▶ **Exercise description**:
Locate every line in the records below that holds the word "Вакуумна" and return each one.

* start Input data *

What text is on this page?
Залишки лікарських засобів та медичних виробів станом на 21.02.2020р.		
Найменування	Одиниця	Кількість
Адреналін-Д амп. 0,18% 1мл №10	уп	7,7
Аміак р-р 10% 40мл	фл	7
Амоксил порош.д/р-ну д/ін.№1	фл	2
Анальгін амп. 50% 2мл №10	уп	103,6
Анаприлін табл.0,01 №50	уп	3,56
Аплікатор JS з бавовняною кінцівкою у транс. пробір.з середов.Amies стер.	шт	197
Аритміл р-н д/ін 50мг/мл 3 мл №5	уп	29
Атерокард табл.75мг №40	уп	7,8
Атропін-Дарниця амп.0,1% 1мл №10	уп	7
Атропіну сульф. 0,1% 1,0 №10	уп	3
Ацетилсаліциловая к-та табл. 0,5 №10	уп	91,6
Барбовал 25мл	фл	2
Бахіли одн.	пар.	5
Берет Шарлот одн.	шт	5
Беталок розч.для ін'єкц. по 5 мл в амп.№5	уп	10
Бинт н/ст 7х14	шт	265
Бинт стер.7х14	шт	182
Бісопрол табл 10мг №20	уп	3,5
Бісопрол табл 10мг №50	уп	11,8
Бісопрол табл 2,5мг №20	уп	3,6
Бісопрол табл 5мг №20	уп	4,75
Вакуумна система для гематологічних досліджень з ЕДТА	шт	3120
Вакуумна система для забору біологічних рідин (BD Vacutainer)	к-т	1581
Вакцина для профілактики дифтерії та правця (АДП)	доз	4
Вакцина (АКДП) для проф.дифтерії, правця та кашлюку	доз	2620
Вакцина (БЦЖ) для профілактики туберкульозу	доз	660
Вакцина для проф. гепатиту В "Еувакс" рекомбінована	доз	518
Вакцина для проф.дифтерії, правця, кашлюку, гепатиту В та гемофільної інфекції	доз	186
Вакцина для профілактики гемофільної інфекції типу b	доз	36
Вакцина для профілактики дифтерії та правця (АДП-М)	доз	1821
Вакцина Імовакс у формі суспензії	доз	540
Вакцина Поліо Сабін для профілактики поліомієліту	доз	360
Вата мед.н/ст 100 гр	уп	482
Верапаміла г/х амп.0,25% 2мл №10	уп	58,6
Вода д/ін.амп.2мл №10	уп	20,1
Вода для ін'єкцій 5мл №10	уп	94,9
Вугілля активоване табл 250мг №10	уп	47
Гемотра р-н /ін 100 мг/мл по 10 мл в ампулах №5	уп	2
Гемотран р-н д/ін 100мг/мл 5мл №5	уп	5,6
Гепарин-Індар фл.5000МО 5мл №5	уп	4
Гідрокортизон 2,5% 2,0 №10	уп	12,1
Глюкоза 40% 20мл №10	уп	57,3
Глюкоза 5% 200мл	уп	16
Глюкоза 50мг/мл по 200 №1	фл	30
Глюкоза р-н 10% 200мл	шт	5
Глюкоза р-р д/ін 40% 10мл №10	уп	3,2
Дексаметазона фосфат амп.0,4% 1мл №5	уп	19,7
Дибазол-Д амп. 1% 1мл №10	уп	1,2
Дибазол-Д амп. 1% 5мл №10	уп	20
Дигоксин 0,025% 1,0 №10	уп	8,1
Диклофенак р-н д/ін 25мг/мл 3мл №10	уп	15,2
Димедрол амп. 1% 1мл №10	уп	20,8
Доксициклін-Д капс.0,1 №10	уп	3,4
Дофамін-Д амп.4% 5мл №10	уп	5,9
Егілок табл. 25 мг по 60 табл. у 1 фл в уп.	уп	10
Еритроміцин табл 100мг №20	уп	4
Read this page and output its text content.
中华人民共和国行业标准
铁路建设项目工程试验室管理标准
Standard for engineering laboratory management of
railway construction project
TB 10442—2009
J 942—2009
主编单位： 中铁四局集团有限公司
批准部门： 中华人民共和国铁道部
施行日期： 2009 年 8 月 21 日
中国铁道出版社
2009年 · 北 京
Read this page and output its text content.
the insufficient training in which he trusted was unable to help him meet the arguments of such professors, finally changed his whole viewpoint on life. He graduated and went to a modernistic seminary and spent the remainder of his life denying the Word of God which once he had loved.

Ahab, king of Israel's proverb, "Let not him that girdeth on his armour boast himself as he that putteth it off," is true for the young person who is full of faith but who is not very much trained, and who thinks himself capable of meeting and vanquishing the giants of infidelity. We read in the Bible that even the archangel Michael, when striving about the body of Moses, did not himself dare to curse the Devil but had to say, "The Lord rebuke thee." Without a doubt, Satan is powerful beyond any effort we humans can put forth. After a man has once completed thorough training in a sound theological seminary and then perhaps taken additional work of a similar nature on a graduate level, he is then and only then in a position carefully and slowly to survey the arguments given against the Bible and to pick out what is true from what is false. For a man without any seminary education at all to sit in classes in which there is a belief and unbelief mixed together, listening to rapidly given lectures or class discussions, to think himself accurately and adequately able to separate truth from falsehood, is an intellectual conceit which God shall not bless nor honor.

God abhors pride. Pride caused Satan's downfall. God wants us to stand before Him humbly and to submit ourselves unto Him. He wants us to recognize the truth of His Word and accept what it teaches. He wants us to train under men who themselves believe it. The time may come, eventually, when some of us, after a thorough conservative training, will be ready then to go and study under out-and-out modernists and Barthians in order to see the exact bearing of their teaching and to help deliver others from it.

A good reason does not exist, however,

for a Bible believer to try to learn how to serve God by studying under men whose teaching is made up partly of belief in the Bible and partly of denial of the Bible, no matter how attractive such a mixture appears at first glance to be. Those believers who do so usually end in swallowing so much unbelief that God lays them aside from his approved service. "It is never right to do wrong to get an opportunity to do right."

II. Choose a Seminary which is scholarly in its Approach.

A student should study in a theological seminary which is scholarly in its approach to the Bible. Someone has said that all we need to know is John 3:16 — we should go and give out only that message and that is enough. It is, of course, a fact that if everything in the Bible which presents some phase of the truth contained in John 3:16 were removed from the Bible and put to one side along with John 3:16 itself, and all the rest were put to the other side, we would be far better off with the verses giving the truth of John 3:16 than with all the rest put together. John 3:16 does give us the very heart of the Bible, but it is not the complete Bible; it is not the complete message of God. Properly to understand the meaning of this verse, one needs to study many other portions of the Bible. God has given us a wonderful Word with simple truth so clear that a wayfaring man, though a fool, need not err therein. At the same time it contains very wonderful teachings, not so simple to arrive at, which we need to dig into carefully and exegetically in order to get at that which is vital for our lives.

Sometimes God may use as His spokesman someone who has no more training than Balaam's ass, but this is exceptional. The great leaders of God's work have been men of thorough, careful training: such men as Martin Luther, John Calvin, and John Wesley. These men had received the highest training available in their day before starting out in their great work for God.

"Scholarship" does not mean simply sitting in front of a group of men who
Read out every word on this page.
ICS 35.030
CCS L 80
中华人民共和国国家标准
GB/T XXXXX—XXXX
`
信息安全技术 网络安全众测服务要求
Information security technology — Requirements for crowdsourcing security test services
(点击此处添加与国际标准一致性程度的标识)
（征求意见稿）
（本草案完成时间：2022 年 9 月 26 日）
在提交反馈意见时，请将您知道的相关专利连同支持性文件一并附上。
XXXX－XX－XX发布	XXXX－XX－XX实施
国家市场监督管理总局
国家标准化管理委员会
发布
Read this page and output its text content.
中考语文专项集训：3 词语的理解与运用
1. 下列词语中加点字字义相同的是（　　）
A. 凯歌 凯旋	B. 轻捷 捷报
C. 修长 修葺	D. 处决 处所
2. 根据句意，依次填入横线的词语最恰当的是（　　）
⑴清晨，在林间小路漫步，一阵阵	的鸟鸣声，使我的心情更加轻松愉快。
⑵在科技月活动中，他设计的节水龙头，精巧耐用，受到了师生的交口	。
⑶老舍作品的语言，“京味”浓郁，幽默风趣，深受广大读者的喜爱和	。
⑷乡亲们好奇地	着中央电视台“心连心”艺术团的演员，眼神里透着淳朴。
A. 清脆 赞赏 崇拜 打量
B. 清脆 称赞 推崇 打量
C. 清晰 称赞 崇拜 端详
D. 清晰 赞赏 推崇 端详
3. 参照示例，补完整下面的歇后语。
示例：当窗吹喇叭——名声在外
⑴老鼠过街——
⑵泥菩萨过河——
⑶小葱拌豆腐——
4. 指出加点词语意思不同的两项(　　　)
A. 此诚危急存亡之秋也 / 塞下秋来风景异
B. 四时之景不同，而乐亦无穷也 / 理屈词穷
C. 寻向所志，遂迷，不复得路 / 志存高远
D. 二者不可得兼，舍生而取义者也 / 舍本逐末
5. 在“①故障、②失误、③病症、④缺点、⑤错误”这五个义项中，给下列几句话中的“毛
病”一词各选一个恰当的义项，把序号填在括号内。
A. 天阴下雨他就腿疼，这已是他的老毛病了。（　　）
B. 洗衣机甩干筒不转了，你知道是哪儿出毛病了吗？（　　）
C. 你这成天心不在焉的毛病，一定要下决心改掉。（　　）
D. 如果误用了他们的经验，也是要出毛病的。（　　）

* end Input data *

▶ **Task response**:
Вакуумна система для гематологічних досліджень з ЕДТА	шт	3120
Вакуумна система для забору біологічних рідин (BD Vacutainer)	к-т	1581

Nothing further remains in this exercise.